DIRECTIONS →
Pictures appear in the records below; write out everything else exactly.

THE RECORDS →

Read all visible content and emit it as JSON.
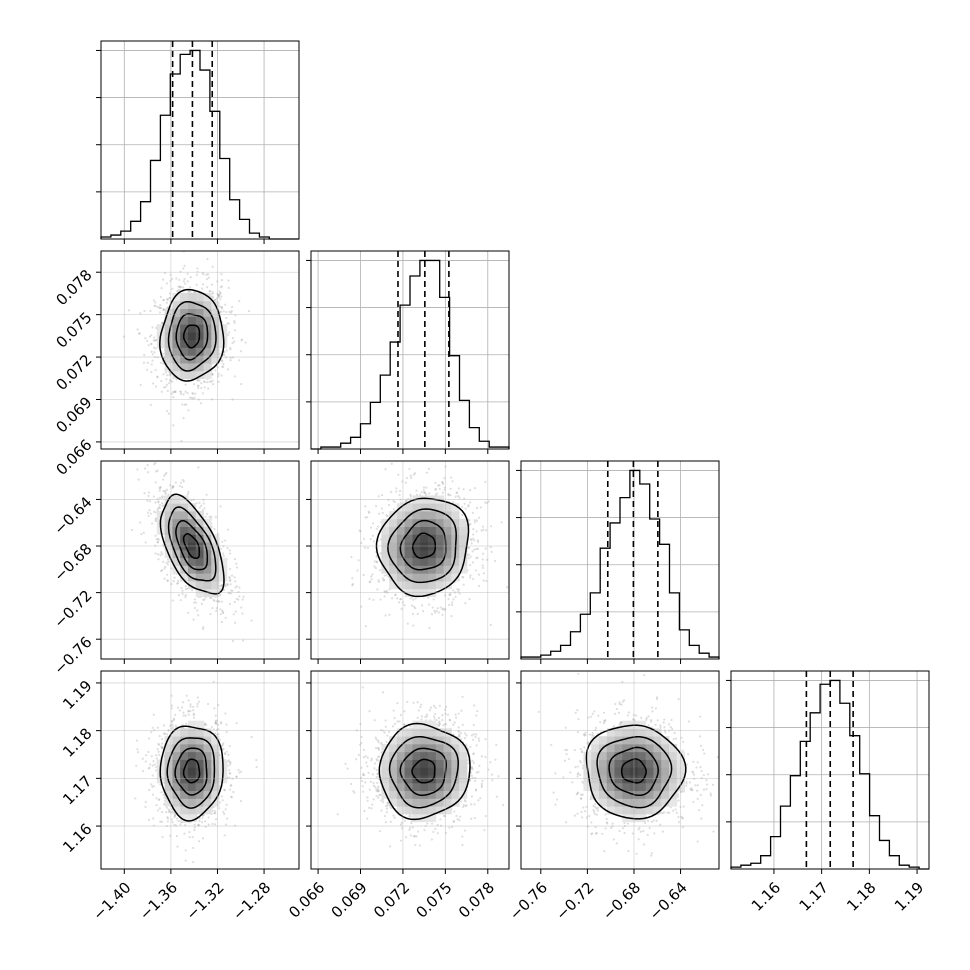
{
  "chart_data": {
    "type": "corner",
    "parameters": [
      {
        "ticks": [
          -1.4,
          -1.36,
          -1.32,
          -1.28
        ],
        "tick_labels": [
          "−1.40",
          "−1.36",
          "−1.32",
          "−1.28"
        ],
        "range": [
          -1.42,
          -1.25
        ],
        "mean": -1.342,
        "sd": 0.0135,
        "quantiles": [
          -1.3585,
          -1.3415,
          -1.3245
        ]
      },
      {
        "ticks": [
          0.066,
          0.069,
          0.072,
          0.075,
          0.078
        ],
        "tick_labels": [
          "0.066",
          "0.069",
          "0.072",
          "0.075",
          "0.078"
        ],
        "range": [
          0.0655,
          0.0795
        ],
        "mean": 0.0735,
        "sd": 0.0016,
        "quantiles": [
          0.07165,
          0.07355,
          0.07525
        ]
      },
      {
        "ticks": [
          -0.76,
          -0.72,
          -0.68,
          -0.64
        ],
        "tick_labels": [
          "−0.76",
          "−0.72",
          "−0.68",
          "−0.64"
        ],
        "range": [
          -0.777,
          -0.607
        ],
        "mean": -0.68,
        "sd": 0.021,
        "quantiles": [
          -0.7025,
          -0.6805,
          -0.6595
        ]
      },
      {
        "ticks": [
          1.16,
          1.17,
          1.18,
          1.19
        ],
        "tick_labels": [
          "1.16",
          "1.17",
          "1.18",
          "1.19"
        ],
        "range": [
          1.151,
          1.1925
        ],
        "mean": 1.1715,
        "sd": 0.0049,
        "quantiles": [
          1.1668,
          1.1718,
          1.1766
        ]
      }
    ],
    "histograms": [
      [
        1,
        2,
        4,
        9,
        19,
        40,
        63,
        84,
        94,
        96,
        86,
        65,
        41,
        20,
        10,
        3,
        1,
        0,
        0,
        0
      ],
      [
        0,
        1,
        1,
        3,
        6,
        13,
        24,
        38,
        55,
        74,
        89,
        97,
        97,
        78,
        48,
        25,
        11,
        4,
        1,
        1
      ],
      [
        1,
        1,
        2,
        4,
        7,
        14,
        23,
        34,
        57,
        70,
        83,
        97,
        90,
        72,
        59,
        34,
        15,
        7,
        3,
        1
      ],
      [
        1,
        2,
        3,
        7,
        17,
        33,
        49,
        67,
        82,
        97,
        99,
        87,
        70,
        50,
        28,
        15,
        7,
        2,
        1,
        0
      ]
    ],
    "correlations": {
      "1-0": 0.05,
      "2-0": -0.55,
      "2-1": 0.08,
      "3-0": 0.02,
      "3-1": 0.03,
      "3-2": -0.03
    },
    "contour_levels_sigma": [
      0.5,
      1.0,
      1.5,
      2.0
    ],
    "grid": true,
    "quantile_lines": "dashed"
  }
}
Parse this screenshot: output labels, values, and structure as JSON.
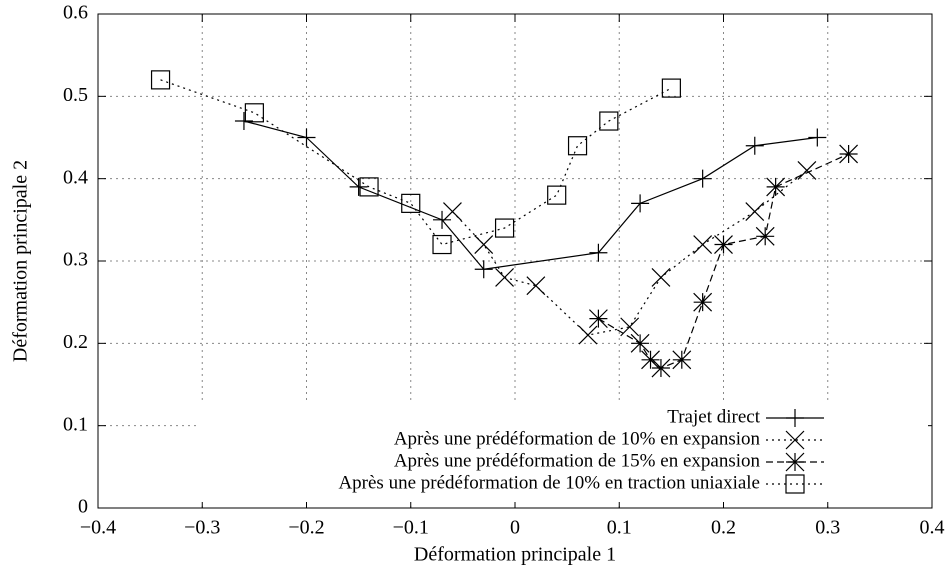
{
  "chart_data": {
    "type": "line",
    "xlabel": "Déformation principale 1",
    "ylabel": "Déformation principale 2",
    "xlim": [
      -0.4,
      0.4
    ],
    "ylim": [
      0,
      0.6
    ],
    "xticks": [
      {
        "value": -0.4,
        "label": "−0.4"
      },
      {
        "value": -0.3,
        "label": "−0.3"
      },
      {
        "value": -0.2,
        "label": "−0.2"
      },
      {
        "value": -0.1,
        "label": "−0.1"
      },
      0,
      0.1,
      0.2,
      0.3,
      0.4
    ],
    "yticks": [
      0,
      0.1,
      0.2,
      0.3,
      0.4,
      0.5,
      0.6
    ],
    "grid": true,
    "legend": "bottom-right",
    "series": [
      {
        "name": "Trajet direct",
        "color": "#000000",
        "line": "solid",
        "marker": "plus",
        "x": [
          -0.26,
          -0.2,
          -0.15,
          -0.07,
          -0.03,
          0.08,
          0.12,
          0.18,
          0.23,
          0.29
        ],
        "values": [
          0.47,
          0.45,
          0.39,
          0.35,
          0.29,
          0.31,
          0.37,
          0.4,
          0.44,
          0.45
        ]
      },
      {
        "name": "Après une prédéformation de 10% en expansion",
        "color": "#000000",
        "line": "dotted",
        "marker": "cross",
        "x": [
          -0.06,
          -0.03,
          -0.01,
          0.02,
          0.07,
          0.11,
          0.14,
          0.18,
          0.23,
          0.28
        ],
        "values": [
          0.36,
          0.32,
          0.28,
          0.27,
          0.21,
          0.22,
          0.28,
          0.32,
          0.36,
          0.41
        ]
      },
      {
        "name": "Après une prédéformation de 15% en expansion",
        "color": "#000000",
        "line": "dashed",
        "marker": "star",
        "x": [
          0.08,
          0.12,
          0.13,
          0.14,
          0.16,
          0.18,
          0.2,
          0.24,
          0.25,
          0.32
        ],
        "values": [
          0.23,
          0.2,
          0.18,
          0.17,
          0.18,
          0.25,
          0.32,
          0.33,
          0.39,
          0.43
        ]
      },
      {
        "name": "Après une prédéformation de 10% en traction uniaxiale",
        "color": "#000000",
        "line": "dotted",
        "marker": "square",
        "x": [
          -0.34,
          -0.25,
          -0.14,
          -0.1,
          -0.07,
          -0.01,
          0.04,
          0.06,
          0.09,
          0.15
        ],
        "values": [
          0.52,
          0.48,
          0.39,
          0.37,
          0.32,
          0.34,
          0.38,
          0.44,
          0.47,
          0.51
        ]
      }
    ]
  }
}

THE RESULT →
Read all visible content and emit it as JSON.
{
  "chart_data": {
    "type": "corner",
    "parameters": [
      {
        "ticks": [
          -1.4,
          -1.36,
          -1.32,
          -1.28
        ],
        "tick_labels": [
          "−1.40",
          "−1.36",
          "−1.32",
          "−1.28"
        ],
        "range": [
          -1.42,
          -1.25
        ],
        "mean": -1.342,
        "sd": 0.0135,
        "quantiles": [
          -1.3585,
          -1.3415,
          -1.3245
        ]
      },
      {
        "ticks": [
          0.066,
          0.069,
          0.072,
          0.075,
          0.078
        ],
        "tick_labels": [
          "0.066",
          "0.069",
          "0.072",
          "0.075",
          "0.078"
        ],
        "range": [
          0.0655,
          0.0795
        ],
        "mean": 0.0735,
        "sd": 0.0016,
        "quantiles": [
          0.07165,
          0.07355,
          0.07525
        ]
      },
      {
        "ticks": [
          -0.76,
          -0.72,
          -0.68,
          -0.64
        ],
        "tick_labels": [
          "−0.76",
          "−0.72",
          "−0.68",
          "−0.64"
        ],
        "range": [
          -0.777,
          -0.607
        ],
        "mean": -0.68,
        "sd": 0.021,
        "quantiles": [
          -0.7025,
          -0.6805,
          -0.6595
        ]
      },
      {
        "ticks": [
          1.16,
          1.17,
          1.18,
          1.19
        ],
        "tick_labels": [
          "1.16",
          "1.17",
          "1.18",
          "1.19"
        ],
        "range": [
          1.151,
          1.1925
        ],
        "mean": 1.1715,
        "sd": 0.0049,
        "quantiles": [
          1.1668,
          1.1718,
          1.1766
        ]
      }
    ],
    "histograms": [
      [
        1,
        2,
        4,
        9,
        19,
        40,
        63,
        84,
        94,
        96,
        86,
        65,
        41,
        20,
        10,
        3,
        1,
        0,
        0,
        0
      ],
      [
        0,
        1,
        1,
        3,
        6,
        13,
        24,
        38,
        55,
        74,
        89,
        97,
        97,
        78,
        48,
        25,
        11,
        4,
        1,
        1
      ],
      [
        1,
        1,
        2,
        4,
        7,
        14,
        23,
        34,
        57,
        70,
        83,
        97,
        90,
        72,
        59,
        34,
        15,
        7,
        3,
        1
      ],
      [
        1,
        2,
        3,
        7,
        17,
        33,
        49,
        67,
        82,
        97,
        99,
        87,
        70,
        50,
        28,
        15,
        7,
        2,
        1,
        0
      ]
    ],
    "correlations": {
      "1-0": 0.05,
      "2-0": -0.55,
      "2-1": 0.08,
      "3-0": 0.02,
      "3-1": 0.03,
      "3-2": -0.03
    },
    "contour_levels_sigma": [
      0.5,
      1.0,
      1.5,
      2.0
    ],
    "grid": true,
    "quantile_lines": "dashed"
  }
}
Parse this screenshot: output labels, values, and structure as JSON.
{
  "chart_data": {
    "type": "line",
    "xlabel": "Déformation principale 1",
    "ylabel": "Déformation principale 2",
    "xlim": [
      -0.4,
      0.4
    ],
    "ylim": [
      0,
      0.6
    ],
    "xticks": [
      {
        "value": -0.4,
        "label": "−0.4"
      },
      {
        "value": -0.3,
        "label": "−0.3"
      },
      {
        "value": -0.2,
        "label": "−0.2"
      },
      {
        "value": -0.1,
        "label": "−0.1"
      },
      0,
      0.1,
      0.2,
      0.3,
      0.4
    ],
    "yticks": [
      0,
      0.1,
      0.2,
      0.3,
      0.4,
      0.5,
      0.6
    ],
    "grid": true,
    "legend": "bottom-right",
    "series": [
      {
        "name": "Trajet direct",
        "color": "#000000",
        "line": "solid",
        "marker": "plus",
        "x": [
          -0.26,
          -0.2,
          -0.15,
          -0.07,
          -0.03,
          0.08,
          0.12,
          0.18,
          0.23,
          0.29
        ],
        "values": [
          0.47,
          0.45,
          0.39,
          0.35,
          0.29,
          0.31,
          0.37,
          0.4,
          0.44,
          0.45
        ]
      },
      {
        "name": "Après une prédéformation de 10% en expansion",
        "color": "#000000",
        "line": "dotted",
        "marker": "cross",
        "x": [
          -0.06,
          -0.03,
          -0.01,
          0.02,
          0.07,
          0.11,
          0.14,
          0.18,
          0.23,
          0.28
        ],
        "values": [
          0.36,
          0.32,
          0.28,
          0.27,
          0.21,
          0.22,
          0.28,
          0.32,
          0.36,
          0.41
        ]
      },
      {
        "name": "Après une prédéformation de 15% en expansion",
        "color": "#000000",
        "line": "dashed",
        "marker": "star",
        "x": [
          0.08,
          0.12,
          0.13,
          0.14,
          0.16,
          0.18,
          0.2,
          0.24,
          0.25,
          0.32
        ],
        "values": [
          0.23,
          0.2,
          0.18,
          0.17,
          0.18,
          0.25,
          0.32,
          0.33,
          0.39,
          0.43
        ]
      },
      {
        "name": "Après une prédéformation de 10% en traction uniaxiale",
        "color": "#000000",
        "line": "dotted",
        "marker": "square",
        "x": [
          -0.34,
          -0.25,
          -0.14,
          -0.1,
          -0.07,
          -0.01,
          0.04,
          0.06,
          0.09,
          0.15
        ],
        "values": [
          0.52,
          0.48,
          0.39,
          0.37,
          0.32,
          0.34,
          0.38,
          0.44,
          0.47,
          0.51
        ]
      }
    ]
  }
}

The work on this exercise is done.